**SELECTED TEXT:**
━━━━━━
The levels become gradually harder, and the score is made up of the number of nodes you used, or running speed.
In advanced levels finding the correct solutions is harder. You also can have really tough general programming tasks where you can use all Labview parts, and the solution that has the least parts or works fastest gets the first place. The hall of fame would have users who solved these and got the best scores. An example for a tough exercise is "find the n-th prime number" where a simple loop may be too slow. You can have annual tournaments.
The bottom line is that I would like to see my kid play a game and learn how to program.
An added value for NI would be that thousands of kids will have their first programming experience in Labview. It would be their choice for programming something for school, for college and for work.

 

Should be implemented by NI and placed on their servers.

 

Neat-sun

5 Comments
altenbach
Knight of NI

Interesting idea, but that would need quite a bit of creativity to implement.

 

Should it be similar to NXT-G? Based on the Web UI builder?

 

As a first step, some infrastructure needs to be put in place on top of which problems can be built.

Hueter
Active Participant

Neat-sun

I am one of the K-12 specialist at NI and we have a few things in the works to help students get more hands on expereice with LabVIEW.
━━━━━━
**INPUT DATA:**
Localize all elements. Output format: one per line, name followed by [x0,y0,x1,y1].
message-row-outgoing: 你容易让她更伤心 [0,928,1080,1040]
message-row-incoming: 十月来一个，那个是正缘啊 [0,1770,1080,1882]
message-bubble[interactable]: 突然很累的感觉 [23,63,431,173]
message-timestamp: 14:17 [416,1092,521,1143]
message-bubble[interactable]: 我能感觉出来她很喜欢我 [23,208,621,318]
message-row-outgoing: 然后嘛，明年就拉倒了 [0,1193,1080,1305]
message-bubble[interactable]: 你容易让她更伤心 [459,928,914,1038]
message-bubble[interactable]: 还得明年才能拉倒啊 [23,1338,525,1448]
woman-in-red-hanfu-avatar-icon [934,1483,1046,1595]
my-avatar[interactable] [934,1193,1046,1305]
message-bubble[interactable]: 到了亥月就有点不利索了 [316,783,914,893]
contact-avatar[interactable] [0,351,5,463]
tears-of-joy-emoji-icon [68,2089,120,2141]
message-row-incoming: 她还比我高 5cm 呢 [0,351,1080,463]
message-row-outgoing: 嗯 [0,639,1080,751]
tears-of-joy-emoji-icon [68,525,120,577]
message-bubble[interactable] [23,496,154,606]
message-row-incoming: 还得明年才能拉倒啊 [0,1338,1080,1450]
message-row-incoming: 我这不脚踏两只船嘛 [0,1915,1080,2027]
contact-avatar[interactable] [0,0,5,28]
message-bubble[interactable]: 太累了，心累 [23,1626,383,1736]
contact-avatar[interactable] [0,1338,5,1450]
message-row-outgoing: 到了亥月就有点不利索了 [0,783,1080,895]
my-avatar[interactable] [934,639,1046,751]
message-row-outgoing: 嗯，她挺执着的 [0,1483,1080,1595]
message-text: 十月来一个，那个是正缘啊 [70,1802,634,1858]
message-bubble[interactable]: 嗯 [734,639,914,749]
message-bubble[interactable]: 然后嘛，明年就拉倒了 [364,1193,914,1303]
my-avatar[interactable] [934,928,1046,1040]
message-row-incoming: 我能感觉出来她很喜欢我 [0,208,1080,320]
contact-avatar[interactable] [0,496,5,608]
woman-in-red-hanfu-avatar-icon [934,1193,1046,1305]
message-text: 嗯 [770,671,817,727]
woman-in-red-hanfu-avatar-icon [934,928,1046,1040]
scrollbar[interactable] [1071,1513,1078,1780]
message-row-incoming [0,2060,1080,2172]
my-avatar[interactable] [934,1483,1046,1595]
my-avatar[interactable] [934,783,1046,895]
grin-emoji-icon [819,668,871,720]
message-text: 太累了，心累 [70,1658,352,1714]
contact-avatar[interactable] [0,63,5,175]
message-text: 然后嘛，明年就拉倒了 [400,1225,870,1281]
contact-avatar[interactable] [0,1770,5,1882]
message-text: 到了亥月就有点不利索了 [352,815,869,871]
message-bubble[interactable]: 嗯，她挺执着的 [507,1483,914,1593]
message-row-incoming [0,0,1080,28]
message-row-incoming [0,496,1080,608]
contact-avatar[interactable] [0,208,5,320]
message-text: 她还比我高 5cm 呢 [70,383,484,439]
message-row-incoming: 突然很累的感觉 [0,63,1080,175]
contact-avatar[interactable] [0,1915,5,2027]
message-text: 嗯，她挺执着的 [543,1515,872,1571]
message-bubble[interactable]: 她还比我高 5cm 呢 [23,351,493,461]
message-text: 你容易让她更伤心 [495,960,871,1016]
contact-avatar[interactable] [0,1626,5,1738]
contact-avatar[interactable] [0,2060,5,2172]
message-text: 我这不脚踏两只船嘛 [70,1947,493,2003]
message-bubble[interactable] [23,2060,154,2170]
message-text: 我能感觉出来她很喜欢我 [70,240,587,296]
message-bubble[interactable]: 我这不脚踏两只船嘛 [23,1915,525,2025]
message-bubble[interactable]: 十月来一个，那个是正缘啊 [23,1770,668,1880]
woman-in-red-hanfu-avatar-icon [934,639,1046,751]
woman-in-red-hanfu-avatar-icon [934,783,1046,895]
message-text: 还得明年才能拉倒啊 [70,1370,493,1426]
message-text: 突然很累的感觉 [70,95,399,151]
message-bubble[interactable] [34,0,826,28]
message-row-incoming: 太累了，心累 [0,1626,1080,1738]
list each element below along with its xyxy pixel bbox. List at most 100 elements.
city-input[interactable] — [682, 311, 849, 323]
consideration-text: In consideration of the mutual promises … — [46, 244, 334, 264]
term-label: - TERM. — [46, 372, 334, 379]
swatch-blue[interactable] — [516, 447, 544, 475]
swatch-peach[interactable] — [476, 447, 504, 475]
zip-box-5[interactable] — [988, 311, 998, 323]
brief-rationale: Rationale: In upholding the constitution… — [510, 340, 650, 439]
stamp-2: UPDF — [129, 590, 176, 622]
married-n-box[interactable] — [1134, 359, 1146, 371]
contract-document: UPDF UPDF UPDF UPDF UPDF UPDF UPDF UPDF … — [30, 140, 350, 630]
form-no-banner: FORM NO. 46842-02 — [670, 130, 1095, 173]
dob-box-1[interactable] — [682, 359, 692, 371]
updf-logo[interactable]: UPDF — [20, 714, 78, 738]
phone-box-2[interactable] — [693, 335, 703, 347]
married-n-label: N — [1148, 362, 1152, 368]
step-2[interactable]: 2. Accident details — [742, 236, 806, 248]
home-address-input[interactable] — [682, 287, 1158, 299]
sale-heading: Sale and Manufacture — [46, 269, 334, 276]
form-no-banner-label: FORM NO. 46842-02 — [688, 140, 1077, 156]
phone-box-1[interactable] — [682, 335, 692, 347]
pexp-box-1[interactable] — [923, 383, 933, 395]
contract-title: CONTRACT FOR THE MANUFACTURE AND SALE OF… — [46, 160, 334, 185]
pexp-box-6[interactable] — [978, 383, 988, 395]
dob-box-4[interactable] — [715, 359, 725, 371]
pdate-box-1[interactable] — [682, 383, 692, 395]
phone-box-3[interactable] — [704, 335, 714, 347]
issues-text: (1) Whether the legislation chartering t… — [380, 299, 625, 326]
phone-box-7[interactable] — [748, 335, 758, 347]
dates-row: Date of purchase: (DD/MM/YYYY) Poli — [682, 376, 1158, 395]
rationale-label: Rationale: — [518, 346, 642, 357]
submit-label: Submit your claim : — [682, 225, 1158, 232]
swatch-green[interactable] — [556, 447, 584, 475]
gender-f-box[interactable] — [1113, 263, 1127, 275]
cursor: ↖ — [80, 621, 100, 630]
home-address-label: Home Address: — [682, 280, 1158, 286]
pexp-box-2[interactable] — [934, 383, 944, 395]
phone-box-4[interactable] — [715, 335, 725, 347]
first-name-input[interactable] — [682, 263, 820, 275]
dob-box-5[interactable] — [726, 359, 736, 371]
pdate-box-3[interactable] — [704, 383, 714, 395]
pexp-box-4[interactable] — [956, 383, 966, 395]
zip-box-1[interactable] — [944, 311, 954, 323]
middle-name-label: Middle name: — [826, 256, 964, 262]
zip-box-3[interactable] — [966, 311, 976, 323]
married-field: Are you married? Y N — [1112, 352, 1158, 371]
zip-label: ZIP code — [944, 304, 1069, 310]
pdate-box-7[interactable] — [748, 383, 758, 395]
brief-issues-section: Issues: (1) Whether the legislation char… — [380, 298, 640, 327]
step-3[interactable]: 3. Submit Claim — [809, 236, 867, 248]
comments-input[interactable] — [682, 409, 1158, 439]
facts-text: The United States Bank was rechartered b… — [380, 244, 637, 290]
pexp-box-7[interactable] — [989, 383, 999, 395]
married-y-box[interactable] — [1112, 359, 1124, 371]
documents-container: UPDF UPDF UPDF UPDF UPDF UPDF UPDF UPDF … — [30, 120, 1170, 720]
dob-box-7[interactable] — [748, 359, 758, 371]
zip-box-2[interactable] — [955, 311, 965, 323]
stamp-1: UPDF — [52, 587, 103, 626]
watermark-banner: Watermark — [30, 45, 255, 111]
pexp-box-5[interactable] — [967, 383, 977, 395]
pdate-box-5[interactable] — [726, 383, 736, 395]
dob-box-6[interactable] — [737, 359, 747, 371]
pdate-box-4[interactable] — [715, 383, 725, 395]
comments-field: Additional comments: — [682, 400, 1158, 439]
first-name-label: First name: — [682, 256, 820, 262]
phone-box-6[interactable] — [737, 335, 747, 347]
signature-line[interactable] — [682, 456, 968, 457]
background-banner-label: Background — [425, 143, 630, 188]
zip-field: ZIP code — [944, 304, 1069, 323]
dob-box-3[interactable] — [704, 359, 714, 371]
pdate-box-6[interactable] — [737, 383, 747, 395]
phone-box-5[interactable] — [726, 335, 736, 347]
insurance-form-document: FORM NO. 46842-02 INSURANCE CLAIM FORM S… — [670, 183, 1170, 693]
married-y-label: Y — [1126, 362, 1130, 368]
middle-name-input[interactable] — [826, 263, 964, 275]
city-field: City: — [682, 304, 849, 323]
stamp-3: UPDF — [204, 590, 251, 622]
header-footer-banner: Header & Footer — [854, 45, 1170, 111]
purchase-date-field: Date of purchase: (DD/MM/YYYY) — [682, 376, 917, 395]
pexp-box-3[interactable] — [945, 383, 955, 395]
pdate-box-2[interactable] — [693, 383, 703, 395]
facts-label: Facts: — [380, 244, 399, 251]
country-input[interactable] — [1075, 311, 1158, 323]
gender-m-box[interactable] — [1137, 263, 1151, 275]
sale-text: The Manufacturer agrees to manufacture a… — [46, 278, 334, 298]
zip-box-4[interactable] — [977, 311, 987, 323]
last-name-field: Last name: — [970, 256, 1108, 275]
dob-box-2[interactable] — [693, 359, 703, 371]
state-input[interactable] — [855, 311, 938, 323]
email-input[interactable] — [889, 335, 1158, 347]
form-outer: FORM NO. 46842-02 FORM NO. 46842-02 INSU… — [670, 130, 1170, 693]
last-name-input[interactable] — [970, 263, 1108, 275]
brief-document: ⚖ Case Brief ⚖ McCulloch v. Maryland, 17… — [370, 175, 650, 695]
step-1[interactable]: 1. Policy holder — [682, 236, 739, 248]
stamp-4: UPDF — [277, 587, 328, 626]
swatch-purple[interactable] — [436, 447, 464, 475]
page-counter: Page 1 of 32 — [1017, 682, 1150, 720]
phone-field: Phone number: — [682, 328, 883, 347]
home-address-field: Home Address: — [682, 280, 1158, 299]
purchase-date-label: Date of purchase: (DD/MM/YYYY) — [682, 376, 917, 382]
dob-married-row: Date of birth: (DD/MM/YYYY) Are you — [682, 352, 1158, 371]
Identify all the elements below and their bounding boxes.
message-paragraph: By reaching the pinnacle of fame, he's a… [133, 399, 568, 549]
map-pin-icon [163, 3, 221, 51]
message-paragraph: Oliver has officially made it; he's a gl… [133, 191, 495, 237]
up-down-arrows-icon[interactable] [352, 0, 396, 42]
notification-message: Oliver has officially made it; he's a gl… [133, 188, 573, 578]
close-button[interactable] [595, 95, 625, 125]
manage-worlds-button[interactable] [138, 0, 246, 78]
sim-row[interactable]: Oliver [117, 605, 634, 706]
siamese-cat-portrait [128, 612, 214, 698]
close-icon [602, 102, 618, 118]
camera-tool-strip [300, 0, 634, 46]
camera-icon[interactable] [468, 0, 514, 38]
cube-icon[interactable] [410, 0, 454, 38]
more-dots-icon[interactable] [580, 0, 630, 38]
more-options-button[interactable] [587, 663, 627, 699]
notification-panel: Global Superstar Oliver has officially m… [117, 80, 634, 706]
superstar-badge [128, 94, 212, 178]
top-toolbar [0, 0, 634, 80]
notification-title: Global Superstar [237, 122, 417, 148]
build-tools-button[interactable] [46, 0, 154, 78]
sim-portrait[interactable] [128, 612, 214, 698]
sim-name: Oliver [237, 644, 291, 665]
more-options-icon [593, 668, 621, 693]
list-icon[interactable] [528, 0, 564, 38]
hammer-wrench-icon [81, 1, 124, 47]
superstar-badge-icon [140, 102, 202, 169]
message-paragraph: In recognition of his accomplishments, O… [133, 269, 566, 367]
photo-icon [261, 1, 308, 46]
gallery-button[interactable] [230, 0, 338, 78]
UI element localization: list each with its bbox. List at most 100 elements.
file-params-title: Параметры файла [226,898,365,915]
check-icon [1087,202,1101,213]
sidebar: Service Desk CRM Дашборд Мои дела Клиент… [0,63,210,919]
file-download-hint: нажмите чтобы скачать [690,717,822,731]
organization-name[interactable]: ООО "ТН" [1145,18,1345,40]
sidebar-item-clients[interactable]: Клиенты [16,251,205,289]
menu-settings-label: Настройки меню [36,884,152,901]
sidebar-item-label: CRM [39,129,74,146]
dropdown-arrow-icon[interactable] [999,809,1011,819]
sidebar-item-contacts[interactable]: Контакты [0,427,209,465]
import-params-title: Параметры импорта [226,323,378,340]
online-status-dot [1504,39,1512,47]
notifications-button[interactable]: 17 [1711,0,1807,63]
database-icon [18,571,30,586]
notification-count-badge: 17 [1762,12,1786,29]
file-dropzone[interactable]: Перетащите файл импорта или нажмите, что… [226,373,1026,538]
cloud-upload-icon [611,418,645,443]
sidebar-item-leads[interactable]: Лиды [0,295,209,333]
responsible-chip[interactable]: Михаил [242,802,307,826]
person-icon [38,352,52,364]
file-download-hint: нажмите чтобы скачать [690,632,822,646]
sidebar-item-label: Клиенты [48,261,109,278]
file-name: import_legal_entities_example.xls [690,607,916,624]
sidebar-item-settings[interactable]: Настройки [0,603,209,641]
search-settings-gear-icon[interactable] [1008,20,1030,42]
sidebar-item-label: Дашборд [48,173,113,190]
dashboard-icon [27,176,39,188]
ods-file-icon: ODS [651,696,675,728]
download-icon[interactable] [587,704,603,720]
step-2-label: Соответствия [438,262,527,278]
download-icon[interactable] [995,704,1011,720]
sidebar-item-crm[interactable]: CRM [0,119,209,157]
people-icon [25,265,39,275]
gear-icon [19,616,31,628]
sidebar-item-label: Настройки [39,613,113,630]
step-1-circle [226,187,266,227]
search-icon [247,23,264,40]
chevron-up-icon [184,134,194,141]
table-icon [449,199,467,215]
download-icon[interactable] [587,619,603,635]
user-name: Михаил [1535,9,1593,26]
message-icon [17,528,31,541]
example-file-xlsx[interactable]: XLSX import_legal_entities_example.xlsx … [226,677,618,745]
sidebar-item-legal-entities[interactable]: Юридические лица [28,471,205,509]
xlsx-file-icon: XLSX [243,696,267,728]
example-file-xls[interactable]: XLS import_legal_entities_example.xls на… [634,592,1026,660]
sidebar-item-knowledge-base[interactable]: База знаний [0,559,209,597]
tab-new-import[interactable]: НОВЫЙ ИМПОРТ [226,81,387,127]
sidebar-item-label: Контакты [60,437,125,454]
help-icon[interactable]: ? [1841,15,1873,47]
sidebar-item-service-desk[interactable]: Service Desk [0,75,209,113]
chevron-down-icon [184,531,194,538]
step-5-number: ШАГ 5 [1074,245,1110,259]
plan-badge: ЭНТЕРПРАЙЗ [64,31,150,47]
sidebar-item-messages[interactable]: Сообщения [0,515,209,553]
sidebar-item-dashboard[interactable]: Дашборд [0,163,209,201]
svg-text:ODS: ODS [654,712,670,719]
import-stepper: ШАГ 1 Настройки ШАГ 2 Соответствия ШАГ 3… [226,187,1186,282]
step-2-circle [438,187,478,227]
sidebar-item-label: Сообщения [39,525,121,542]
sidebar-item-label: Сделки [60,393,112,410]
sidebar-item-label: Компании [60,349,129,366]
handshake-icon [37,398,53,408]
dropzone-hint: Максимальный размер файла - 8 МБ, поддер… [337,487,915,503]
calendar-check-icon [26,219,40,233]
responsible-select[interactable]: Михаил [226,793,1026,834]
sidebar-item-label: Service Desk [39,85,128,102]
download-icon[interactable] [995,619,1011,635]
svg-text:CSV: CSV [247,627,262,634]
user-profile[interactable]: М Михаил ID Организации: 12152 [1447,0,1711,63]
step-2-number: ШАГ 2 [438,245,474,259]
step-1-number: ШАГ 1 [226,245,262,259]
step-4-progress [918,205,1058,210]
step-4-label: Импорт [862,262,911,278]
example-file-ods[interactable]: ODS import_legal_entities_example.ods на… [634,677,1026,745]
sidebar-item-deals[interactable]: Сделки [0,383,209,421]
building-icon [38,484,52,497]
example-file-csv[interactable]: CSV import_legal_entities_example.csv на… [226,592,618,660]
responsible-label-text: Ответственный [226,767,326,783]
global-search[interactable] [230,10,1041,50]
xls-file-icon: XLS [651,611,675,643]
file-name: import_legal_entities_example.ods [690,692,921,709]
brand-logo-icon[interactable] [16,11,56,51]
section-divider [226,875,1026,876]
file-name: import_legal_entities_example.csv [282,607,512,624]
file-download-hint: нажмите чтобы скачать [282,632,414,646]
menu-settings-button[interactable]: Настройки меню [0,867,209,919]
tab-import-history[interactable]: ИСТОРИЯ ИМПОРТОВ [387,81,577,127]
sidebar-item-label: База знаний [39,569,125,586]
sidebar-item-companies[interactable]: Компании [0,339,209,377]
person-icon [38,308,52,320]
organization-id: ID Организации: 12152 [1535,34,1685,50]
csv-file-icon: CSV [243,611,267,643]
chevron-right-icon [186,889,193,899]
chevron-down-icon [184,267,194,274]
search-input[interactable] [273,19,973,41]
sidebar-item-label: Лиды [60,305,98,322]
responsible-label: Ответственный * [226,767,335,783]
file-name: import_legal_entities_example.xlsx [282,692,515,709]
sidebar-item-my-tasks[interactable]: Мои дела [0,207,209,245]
━━━━━━
**EXERCISE INSTRUCTIONS:**
**A.** In the forum discussion about a LabVIEW programming game, what is offered as an example of a tough exercise?
**B.** Extend the forum discussion about a LabVIEW programming game, picking up after its final sentence.

**EXPECTED RESPONSES:**
**A.** Find the n-th prime number.

**B.**
 

1. We are just about to launch the new LabVIEW for LEGO MINDSTORMS. While you could target the LEGO NXTY from LabVIEW before this is a customized version with video tutorials programming chanllages and robotics tutorials. It is just LV 2010 under the hood so students can use real LabVIEW but with a custom getting started experience so it is more fun and approachable. Your game idea could be rolled into our exisiting challange framework (@ 51 s in the video below). 

http://bit.ly/OrderLVLMSingle  

http://www.youtube.com/watch?v=_PVO7EYSXAE 

 

2. Through the various divisions in the FIRST Robotics competition students have a chance to use programming in a large scale compeition. The youngest division (FLL) uses NXT-G the middle division (FTC) will be able to use the new LabVIEW for LEGO MINDSTORMS, and the
 varsity division (FRC) uses full blown LabVIEW with Real-Time/ Networking/FPGA.
http://www.youtube.com/watch?v=i1QyM9WTF18

 

3. The NI K12 team just launched a new site, K12Lab.com, which will serve as a database of lesson plans and student content that shows how LabVIEW can be used in the calssroom. You can browse lessons by subject, grade, and keywords. You can also upload your own lessons; we want this to be a community site where educators and enthusiasts like yourself can share ideas and curiculm.

http://www.K12Lab.com

 

I would love to hear your thoughts on these resources for education, please let me know if you have any questions.

 

Hunter Smith

K-12 Product Marketing Engineer

 

Neat-sun
Member

Hi,

 

Hey altenbach thanks for the tip. The Web UI builder is exactly what my idea needs.

The Web UI builder is a web-based user interface to create LabVIEW programs.

 

In order to carry out my idea all is needed is to take the web UI buider and make a few changes:

 

1) Add a start screen with an overview of all the levels, see which levels you've unlocked and your score for each level.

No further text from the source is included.